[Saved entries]
****

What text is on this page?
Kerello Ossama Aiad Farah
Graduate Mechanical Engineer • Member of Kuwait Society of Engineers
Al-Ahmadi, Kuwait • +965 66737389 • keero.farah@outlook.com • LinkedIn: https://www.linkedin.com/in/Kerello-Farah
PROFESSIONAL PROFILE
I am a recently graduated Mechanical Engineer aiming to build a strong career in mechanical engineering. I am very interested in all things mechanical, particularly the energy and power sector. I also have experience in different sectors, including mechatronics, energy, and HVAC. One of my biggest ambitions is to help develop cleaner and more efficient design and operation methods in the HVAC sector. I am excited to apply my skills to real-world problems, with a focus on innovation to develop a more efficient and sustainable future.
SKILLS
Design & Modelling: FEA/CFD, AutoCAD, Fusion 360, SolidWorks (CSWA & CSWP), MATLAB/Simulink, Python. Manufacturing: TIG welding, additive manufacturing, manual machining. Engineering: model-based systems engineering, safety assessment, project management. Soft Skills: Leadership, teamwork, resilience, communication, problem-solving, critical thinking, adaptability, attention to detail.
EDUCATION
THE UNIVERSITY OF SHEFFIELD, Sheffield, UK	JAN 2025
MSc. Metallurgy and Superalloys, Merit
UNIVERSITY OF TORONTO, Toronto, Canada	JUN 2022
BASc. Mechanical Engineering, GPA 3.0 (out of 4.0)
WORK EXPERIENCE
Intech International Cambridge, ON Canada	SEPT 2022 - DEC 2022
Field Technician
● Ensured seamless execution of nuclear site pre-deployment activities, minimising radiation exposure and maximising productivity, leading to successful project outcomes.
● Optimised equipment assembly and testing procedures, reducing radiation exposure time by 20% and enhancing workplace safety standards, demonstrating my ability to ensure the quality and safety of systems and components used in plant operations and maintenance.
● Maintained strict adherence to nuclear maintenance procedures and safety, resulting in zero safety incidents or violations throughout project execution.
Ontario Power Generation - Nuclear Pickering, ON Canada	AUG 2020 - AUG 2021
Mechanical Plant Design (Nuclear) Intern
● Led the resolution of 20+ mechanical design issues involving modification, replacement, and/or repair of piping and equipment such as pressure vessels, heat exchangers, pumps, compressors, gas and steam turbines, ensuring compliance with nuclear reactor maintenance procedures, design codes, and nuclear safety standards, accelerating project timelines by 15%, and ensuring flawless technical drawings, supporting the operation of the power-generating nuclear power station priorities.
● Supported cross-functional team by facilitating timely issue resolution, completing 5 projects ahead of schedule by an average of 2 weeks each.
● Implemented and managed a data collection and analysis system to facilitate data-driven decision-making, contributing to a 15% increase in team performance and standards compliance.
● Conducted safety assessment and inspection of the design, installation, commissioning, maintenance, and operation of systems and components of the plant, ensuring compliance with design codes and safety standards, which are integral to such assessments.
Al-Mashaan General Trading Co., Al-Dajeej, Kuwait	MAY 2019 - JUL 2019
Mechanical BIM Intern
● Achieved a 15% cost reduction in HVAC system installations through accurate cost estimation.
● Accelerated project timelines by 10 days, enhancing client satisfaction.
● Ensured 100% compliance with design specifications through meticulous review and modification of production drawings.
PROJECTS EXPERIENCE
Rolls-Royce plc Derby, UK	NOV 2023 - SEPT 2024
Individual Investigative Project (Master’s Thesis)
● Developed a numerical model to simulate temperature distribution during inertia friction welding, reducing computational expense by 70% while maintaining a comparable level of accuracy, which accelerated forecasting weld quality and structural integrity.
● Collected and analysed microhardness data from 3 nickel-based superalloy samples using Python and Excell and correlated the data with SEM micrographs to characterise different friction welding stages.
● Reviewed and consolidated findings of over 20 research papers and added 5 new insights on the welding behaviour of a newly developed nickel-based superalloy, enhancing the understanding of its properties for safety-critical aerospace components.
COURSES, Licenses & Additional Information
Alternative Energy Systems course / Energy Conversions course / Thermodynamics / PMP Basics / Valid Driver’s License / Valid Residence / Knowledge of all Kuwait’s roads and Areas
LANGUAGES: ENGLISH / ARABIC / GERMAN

****

#### EXERCISE INSTRUCTIONS:
Return every line of the preceding records in which the word "Kuwait" appears.

#### ANSWER TO THE EXERCISE:
Graduate Mechanical Engineer • Member of Kuwait Society of Engineers
Al-Ahmadi, Kuwait • +965 66737389 • keero.farah@outlook.com • LinkedIn: https://www.linkedin.com/in/Kerello-Farah
Al-Mashaan General Trading Co., Al-Dajeej, Kuwait	MAY 2019 - JUL 2019
Alternative Energy Systems course / Energy Conversions course / Thermodynamics / PMP Basics / Valid Driver’s License / Valid Residence / Knowledge of all Kuwait’s roads and Areas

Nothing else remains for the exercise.